> **Written instruction**
Quote, without change, all of the lines that follow.

(Rows from a dataset)
____________
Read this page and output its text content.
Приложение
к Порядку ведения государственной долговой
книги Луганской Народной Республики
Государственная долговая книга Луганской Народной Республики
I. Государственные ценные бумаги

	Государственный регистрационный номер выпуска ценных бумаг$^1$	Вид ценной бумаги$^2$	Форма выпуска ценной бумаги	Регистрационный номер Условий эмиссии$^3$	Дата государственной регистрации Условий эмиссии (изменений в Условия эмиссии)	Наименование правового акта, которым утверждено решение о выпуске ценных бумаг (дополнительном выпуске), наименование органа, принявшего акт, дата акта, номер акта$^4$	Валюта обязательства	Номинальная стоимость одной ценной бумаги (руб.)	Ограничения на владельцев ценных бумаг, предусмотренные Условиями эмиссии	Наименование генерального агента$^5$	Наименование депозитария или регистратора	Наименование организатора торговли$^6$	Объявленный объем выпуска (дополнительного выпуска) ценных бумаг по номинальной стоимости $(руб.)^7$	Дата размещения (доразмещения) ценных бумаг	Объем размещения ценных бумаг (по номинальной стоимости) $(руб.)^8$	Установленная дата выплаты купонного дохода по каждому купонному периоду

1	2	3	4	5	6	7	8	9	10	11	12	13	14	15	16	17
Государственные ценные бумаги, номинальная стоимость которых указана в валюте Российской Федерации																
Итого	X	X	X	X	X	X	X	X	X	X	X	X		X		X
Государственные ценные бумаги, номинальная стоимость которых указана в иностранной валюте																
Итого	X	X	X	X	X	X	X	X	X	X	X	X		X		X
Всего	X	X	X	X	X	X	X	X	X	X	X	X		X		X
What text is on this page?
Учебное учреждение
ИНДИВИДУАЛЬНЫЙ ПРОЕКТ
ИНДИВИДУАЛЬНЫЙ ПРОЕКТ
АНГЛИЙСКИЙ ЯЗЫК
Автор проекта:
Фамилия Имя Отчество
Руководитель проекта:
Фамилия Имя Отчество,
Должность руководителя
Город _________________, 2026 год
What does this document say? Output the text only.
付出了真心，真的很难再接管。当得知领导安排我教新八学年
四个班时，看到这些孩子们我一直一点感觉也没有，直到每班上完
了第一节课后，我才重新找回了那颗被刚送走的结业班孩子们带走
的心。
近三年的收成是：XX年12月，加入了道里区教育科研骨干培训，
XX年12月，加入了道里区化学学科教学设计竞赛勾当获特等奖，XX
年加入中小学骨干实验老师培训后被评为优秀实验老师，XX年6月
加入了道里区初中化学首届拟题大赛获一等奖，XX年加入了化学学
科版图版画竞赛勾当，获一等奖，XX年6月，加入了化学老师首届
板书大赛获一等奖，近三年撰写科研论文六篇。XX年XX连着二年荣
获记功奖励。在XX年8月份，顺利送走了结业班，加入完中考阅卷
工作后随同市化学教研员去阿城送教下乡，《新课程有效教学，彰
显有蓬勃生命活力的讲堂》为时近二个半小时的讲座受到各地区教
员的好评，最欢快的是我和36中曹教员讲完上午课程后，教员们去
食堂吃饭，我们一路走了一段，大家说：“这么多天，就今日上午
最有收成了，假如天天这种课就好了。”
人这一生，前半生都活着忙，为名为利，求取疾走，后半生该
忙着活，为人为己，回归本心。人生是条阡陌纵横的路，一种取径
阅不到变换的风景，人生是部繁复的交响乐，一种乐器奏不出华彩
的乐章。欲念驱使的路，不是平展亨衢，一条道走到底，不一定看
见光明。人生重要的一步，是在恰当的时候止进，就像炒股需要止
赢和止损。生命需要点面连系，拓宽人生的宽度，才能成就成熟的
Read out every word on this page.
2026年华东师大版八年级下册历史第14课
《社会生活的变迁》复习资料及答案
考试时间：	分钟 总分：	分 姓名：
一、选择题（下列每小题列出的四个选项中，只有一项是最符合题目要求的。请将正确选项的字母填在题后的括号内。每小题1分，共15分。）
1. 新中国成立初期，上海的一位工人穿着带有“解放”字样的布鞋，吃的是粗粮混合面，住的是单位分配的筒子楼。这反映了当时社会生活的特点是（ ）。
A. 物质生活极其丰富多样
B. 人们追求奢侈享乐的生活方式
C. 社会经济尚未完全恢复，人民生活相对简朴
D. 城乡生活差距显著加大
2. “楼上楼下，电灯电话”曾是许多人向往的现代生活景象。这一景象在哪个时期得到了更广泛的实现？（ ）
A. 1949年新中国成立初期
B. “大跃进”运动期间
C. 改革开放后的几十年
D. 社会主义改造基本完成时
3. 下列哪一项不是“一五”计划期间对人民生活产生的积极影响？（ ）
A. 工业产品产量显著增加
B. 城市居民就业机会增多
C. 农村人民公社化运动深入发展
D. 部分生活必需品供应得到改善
____________
> **Expected answer**
Read this page and output its text content.
Приложение
к Порядку ведения государственной долговой
книги Луганской Народной Республики
Государственная долговая книга Луганской Народной Республики
I. Государственные ценные бумаги

	Государственный регистрационный номер выпуска ценных бумаг$^1$	Вид ценной бумаги$^2$	Форма выпуска ценной бумаги	Регистрационный номер Условий эмиссии$^3$	Дата государственной регистрации Условий эмиссии (изменений в Условия эмиссии)	Наименование правового акта, которым утверждено решение о выпуске ценных бумаг (дополнительном выпуске), наименование органа, принявшего акт, дата акта, номер акта$^4$	Валюта обязательства	Номинальная стоимость одной ценной бумаги (руб.)	Ограничения на владельцев ценных бумаг, предусмотренные Условиями эмиссии	Наименование генерального агента$^5$	Наименование депозитария или регистратора	Наименование организатора торговли$^6$	Объявленный объем выпуска (дополнительного выпуска) ценных бумаг по номинальной стоимости $(руб.)^7$	Дата размещения (доразмещения) ценных бумаг	Объем размещения ценных бумаг (по номинальной стоимости) $(руб.)^8$	Установленная дата выплаты купонного дохода по каждому купонному периоду

1	2	3	4	5	6	7	8	9	10	11	12	13	14	15	16	17
Государственные ценные бумаги, номинальная стоимость которых указана в валюте Российской Федерации																
Итого	X	X	X	X	X	X	X	X	X	X	X	X		X		X
Государственные ценные бумаги, номинальная стоимость которых указана в иностранной валюте																
Итого	X	X	X	X	X	X	X	X	X	X	X	X		X		X
Всего	X	X	X	X	X	X	X	X	X	X	X	X		X		X
What text is on this page?
Учебное учреждение
ИНДИВИДУАЛЬНЫЙ ПРОЕКТ
ИНДИВИДУАЛЬНЫЙ ПРОЕКТ
АНГЛИЙСКИЙ ЯЗЫК
Автор проекта:
Фамилия Имя Отчество
Руководитель проекта:
Фамилия Имя Отчество,
Должность руководителя
Город _________________, 2026 год
What does this document say? Output the text only.
付出了真心，真的很难再接管。当得知领导安排我教新八学年
四个班时，看到这些孩子们我一直一点感觉也没有，直到每班上完
了第一节课后，我才重新找回了那颗被刚送走的结业班孩子们带走
的心。
近三年的收成是：XX年12月，加入了道里区教育科研骨干培训，
XX年12月，加入了道里区化学学科教学设计竞赛勾当获特等奖，XX
年加入中小学骨干实验老师培训后被评为优秀实验老师，XX年6月
加入了道里区初中化学首届拟题大赛获一等奖，XX年加入了化学学
科版图版画竞赛勾当，获一等奖，XX年6月，加入了化学老师首届
板书大赛获一等奖，近三年撰写科研论文六篇。XX年XX连着二年荣
获记功奖励。在XX年8月份，顺利送走了结业班，加入完中考阅卷
工作后随同市化学教研员去阿城送教下乡，《新课程有效教学，彰
显有蓬勃生命活力的讲堂》为时近二个半小时的讲座受到各地区教
员的好评，最欢快的是我和36中曹教员讲完上午课程后，教员们去
食堂吃饭，我们一路走了一段，大家说：“这么多天，就今日上午
最有收成了，假如天天这种课就好了。”
人这一生，前半生都活着忙，为名为利，求取疾走，后半生该
忙着活，为人为己，回归本心。人生是条阡陌纵横的路，一种取径
阅不到变换的风景，人生是部繁复的交响乐，一种乐器奏不出华彩
的乐章。欲念驱使的路，不是平展亨衢，一条道走到底，不一定看
见光明。人生重要的一步，是在恰当的时候止进，就像炒股需要止
赢和止损。生命需要点面连系，拓宽人生的宽度，才能成就成熟的
Read out every word on this page.
2026年华东师大版八年级下册历史第14课
《社会生活的变迁》复习资料及答案
考试时间：	分钟 总分：	分 姓名：
一、选择题（下列每小题列出的四个选项中，只有一项是最符合题目要求的。请将正确选项的字母填在题后的括号内。每小题1分，共15分。）
1. 新中国成立初期，上海的一位工人穿着带有“解放”字样的布鞋，吃的是粗粮混合面，住的是单位分配的筒子楼。这反映了当时社会生活的特点是（ ）。
A. 物质生活极其丰富多样
B. 人们追求奢侈享乐的生活方式
C. 社会经济尚未完全恢复，人民生活相对简朴
D. 城乡生活差距显著加大
2. “楼上楼下，电灯电话”曾是许多人向往的现代生活景象。这一景象在哪个时期得到了更广泛的实现？（ ）
A. 1949年新中国成立初期
B. “大跃进”运动期间
C. 改革开放后的几十年
D. 社会主义改造基本完成时
3. 下列哪一项不是“一五”计划期间对人民生活产生的积极影响？（ ）
A. 工业产品产量显著增加
B. 城市居民就业机会增多
C. 农村人民公社化运动深入发展
D. 部分生活必需品供应得到改善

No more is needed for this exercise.